Given instruction> Skip the pictures and extract all of the lines exactly as written.

Material provided>
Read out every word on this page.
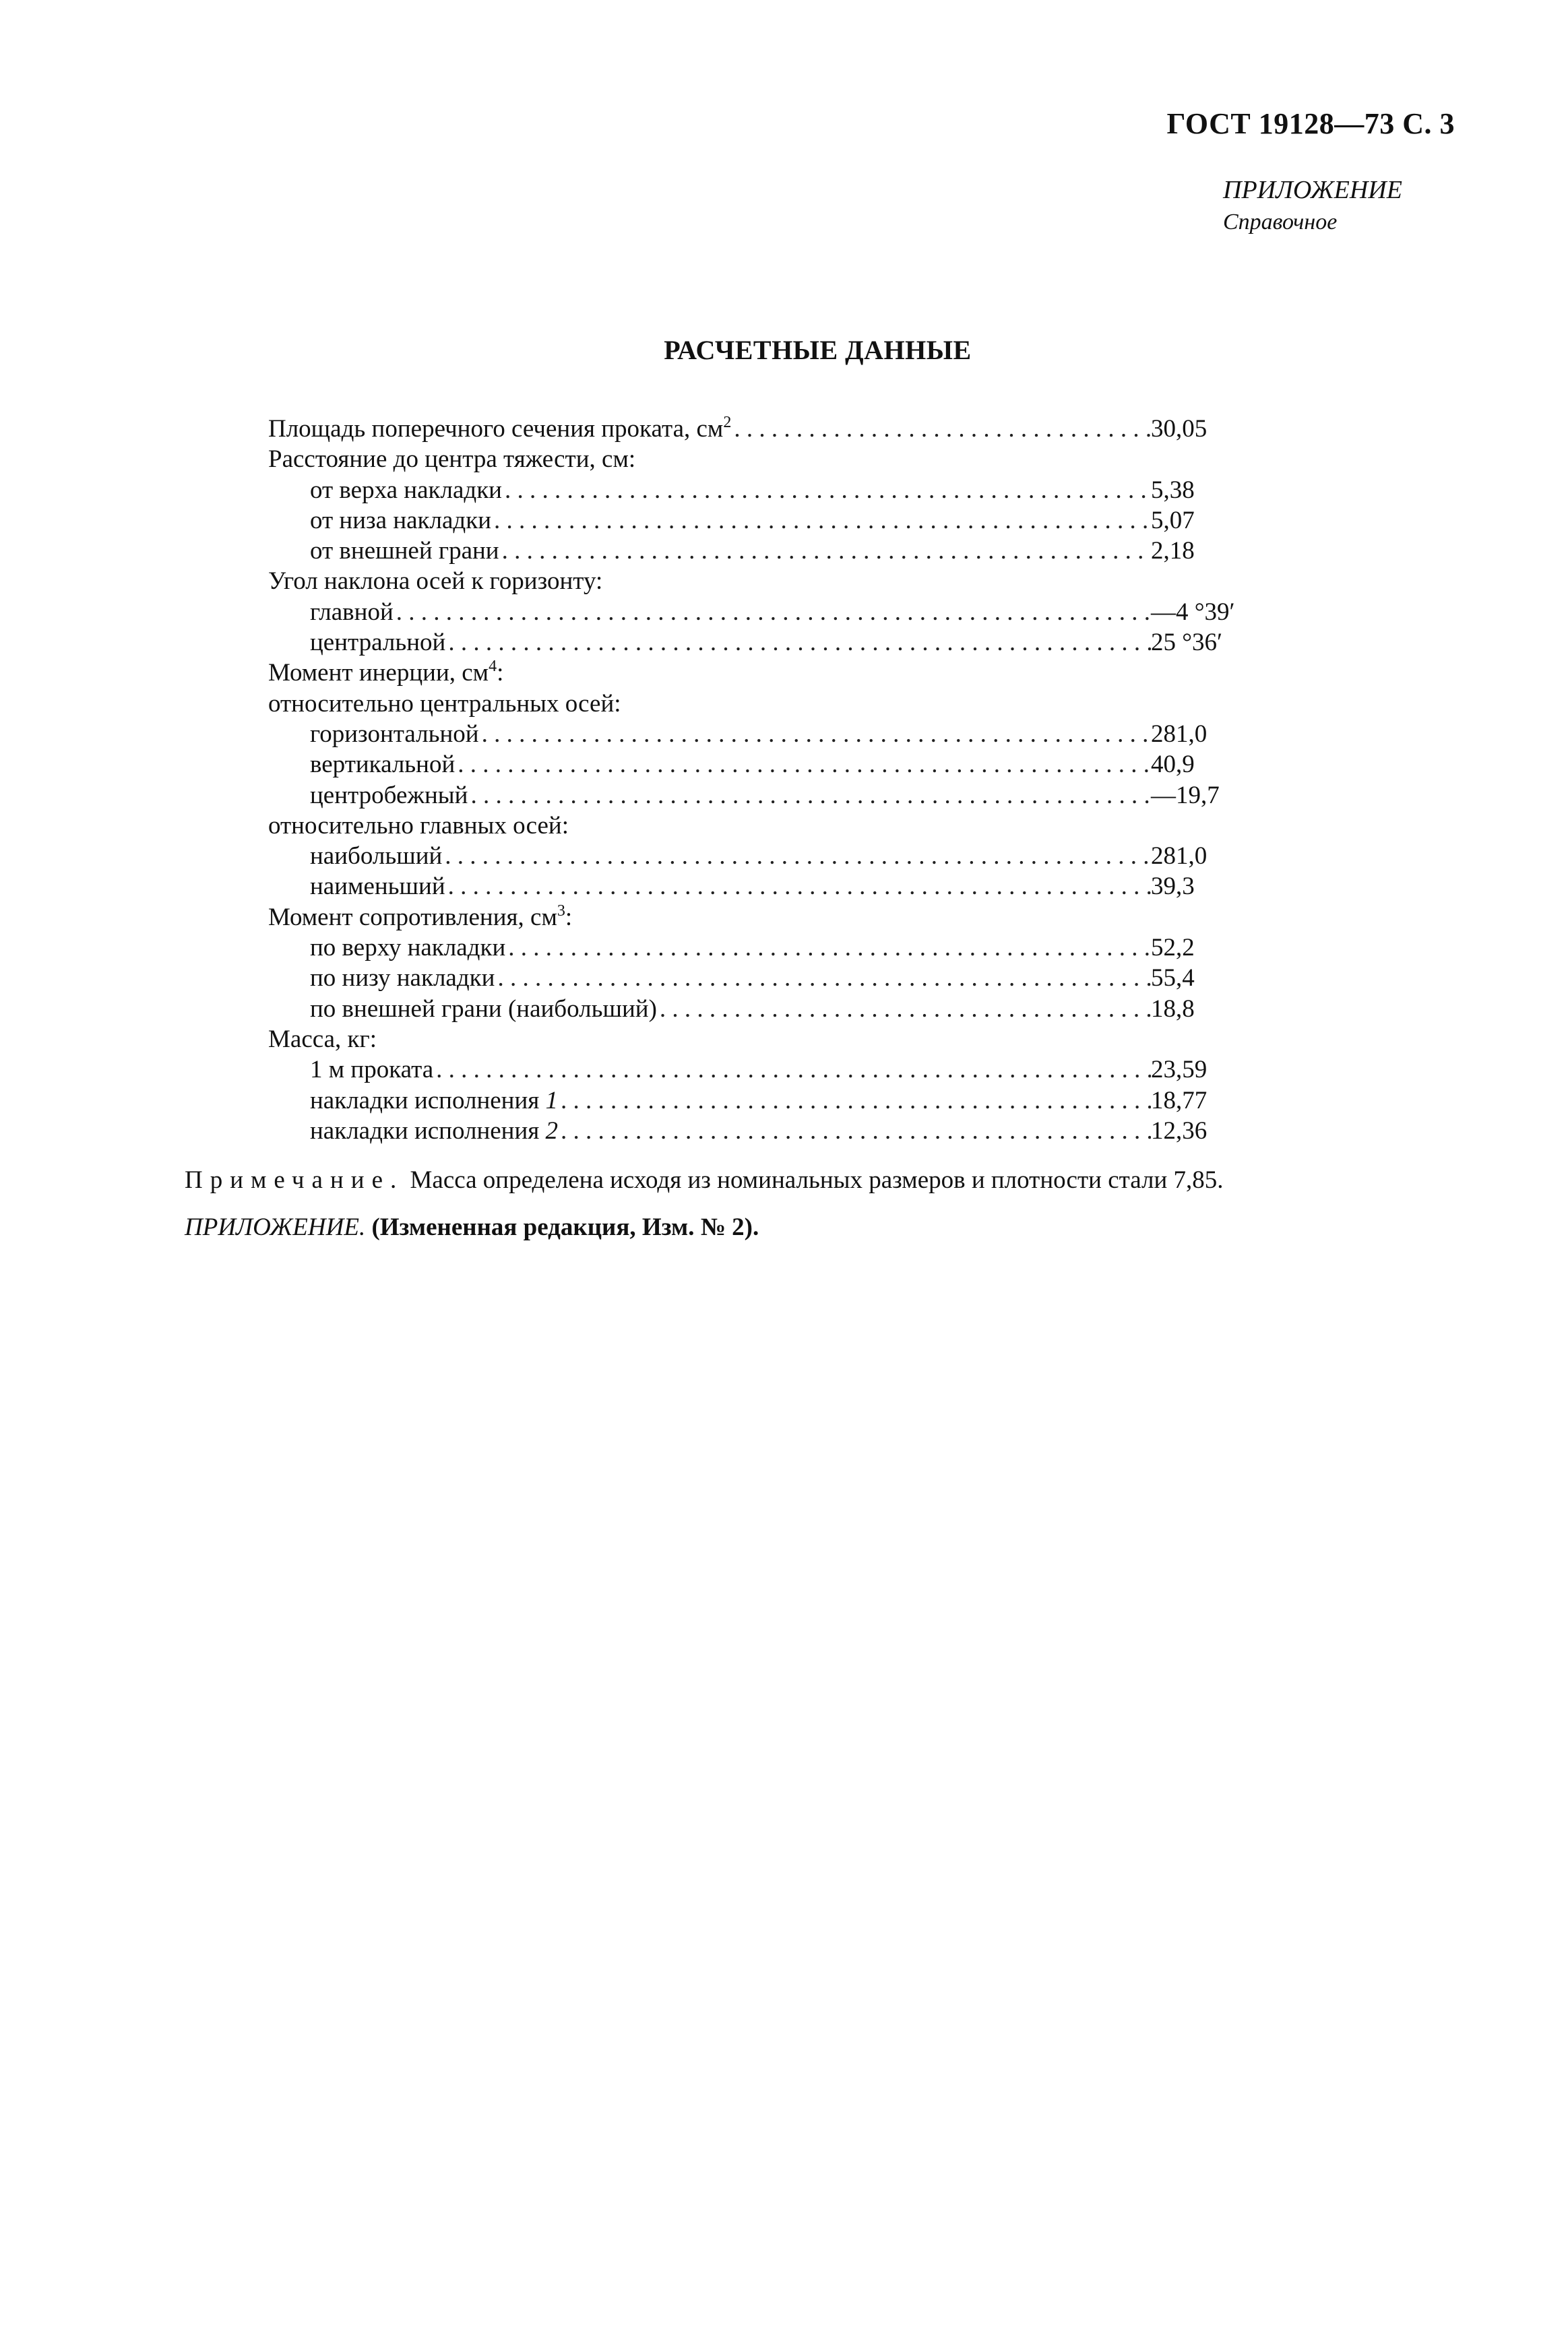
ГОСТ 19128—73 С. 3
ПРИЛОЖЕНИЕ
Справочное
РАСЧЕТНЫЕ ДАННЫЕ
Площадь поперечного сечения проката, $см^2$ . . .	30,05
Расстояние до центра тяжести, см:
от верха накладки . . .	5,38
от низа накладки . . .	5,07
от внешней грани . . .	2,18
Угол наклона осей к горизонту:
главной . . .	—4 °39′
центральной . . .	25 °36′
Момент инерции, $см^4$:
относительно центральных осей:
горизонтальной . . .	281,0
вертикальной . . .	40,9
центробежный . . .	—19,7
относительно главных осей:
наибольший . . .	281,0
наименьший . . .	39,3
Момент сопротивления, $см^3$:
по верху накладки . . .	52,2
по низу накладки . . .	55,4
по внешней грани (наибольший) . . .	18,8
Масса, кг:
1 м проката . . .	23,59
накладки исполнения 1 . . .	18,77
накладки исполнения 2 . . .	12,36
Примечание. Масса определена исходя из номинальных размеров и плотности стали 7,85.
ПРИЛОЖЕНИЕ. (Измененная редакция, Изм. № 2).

Exercise result>
Read out every word on this page.
ГОСТ 19128—73 С. 3
ПРИЛОЖЕНИЕ
Справочное
РАСЧЕТНЫЕ ДАННЫЕ
Площадь поперечного сечения проката, $см^2$ . . .	30,05
Расстояние до центра тяжести, см:
от верха накладки . . .	5,38
от низа накладки . . .	5,07
от внешней грани . . .	2,18
Угол наклона осей к горизонту:
главной . . .	—4 °39′
центральной . . .	25 °36′
Момент инерции, $см^4$:
относительно центральных осей:
горизонтальной . . .	281,0
вертикальной . . .	40,9
центробежный . . .	—19,7
относительно главных осей:
наибольший . . .	281,0
наименьший . . .	39,3
Момент сопротивления, $см^3$:
по верху накладки . . .	52,2
по низу накладки . . .	55,4
по внешней грани (наибольший) . . .	18,8
Масса, кг:
1 м проката . . .	23,59
накладки исполнения 1 . . .	18,77
накладки исполнения 2 . . .	12,36
Примечание. Масса определена исходя из номинальных размеров и плотности стали 7,85.
ПРИЛОЖЕНИЕ. (Измененная редакция, Изм. № 2).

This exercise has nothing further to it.